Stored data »
● ● ● ●
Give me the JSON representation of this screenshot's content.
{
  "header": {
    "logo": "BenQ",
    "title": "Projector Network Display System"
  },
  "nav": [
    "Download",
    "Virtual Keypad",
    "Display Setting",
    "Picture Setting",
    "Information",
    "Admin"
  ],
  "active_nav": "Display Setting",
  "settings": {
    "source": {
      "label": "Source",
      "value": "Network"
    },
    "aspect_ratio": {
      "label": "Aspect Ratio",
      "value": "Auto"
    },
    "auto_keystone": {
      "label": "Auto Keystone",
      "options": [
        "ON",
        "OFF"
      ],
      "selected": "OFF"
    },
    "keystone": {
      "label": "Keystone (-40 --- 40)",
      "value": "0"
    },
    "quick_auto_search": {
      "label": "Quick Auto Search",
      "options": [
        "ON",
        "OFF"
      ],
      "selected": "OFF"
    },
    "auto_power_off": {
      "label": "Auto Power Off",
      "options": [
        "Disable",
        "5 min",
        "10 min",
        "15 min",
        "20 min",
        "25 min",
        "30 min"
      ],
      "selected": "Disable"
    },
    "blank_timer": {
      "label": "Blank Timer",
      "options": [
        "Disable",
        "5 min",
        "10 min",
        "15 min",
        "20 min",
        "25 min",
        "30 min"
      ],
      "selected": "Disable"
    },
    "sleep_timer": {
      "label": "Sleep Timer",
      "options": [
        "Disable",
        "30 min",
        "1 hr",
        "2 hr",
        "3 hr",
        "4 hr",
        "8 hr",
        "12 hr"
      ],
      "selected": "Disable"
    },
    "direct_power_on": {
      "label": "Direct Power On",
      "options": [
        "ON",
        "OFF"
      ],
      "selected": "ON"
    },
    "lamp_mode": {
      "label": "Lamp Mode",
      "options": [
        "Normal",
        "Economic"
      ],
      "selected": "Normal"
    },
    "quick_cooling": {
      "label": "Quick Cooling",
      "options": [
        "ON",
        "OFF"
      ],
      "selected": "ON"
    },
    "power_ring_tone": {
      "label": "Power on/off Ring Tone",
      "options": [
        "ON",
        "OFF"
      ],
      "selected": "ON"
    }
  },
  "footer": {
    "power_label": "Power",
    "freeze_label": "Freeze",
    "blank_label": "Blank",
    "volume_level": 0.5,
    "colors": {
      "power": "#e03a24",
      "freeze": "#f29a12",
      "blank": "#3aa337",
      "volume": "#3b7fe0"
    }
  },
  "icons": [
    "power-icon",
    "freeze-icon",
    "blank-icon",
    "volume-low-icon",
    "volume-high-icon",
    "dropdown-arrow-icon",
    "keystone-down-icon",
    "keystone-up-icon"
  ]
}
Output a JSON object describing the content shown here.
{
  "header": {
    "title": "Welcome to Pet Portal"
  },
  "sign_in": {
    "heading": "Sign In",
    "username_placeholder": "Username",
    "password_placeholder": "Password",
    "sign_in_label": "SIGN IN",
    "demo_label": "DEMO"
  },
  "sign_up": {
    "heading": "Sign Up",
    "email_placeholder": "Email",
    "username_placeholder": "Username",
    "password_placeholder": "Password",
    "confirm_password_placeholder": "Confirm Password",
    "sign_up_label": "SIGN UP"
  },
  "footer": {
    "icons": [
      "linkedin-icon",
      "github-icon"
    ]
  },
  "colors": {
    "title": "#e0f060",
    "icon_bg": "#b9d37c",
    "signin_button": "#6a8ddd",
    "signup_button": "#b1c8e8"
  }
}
● ● ● ●
Directive » Output the entries exactly.

Written solution »
Give me the JSON representation of this screenshot's content.
{
  "header": {
    "logo": "BenQ",
    "title": "Projector Network Display System"
  },
  "nav": [
    "Download",
    "Virtual Keypad",
    "Display Setting",
    "Picture Setting",
    "Information",
    "Admin"
  ],
  "active_nav": "Display Setting",
  "settings": {
    "source": {
      "label": "Source",
      "value": "Network"
    },
    "aspect_ratio": {
      "label": "Aspect Ratio",
      "value": "Auto"
    },
    "auto_keystone": {
      "label": "Auto Keystone",
      "options": [
        "ON",
        "OFF"
      ],
      "selected": "OFF"
    },
    "keystone": {
      "label": "Keystone (-40 --- 40)",
      "value": "0"
    },
    "quick_auto_search": {
      "label": "Quick Auto Search",
      "options": [
        "ON",
        "OFF"
      ],
      "selected": "OFF"
    },
    "auto_power_off": {
      "label": "Auto Power Off",
      "options": [
        "Disable",
        "5 min",
        "10 min",
        "15 min",
        "20 min",
        "25 min",
        "30 min"
      ],
      "selected": "Disable"
    },
    "blank_timer": {
      "label": "Blank Timer",
      "options": [
        "Disable",
        "5 min",
        "10 min",
        "15 min",
        "20 min",
        "25 min",
        "30 min"
      ],
      "selected": "Disable"
    },
    "sleep_timer": {
      "label": "Sleep Timer",
      "options": [
        "Disable",
        "30 min",
        "1 hr",
        "2 hr",
        "3 hr",
        "4 hr",
        "8 hr",
        "12 hr"
      ],
      "selected": "Disable"
    },
    "direct_power_on": {
      "label": "Direct Power On",
      "options": [
        "ON",
        "OFF"
      ],
      "selected": "ON"
    },
    "lamp_mode": {
      "label": "Lamp Mode",
      "options": [
        "Normal",
        "Economic"
      ],
      "selected": "Normal"
    },
    "quick_cooling": {
      "label": "Quick Cooling",
      "options": [
        "ON",
        "OFF"
      ],
      "selected": "ON"
    },
    "power_ring_tone": {
      "label": "Power on/off Ring Tone",
      "options": [
        "ON",
        "OFF"
      ],
      "selected": "ON"
    }
  },
  "footer": {
    "power_label": "Power",
    "freeze_label": "Freeze",
    "blank_label": "Blank",
    "volume_level": 0.5,
    "colors": {
      "power": "#e03a24",
      "freeze": "#f29a12",
      "blank": "#3aa337",
      "volume": "#3b7fe0"
    }
  },
  "icons": [
    "power-icon",
    "freeze-icon",
    "blank-icon",
    "volume-low-icon",
    "volume-high-icon",
    "dropdown-arrow-icon",
    "keystone-down-icon",
    "keystone-up-icon"
  ]
}
Output a JSON object describing the content shown here.
{
  "header": {
    "title": "Welcome to Pet Portal"
  },
  "sign_in": {
    "heading": "Sign In",
    "username_placeholder": "Username",
    "password_placeholder": "Password",
    "sign_in_label": "SIGN IN",
    "demo_label": "DEMO"
  },
  "sign_up": {
    "heading": "Sign Up",
    "email_placeholder": "Email",
    "username_placeholder": "Username",
    "password_placeholder": "Password",
    "confirm_password_placeholder": "Confirm Password",
    "sign_up_label": "SIGN UP"
  },
  "footer": {
    "icons": [
      "linkedin-icon",
      "github-icon"
    ]
  },
  "colors": {
    "title": "#e0f060",
    "icon_bg": "#b9d37c",
    "signin_button": "#6a8ddd",
    "signup_button": "#b1c8e8"
  }
}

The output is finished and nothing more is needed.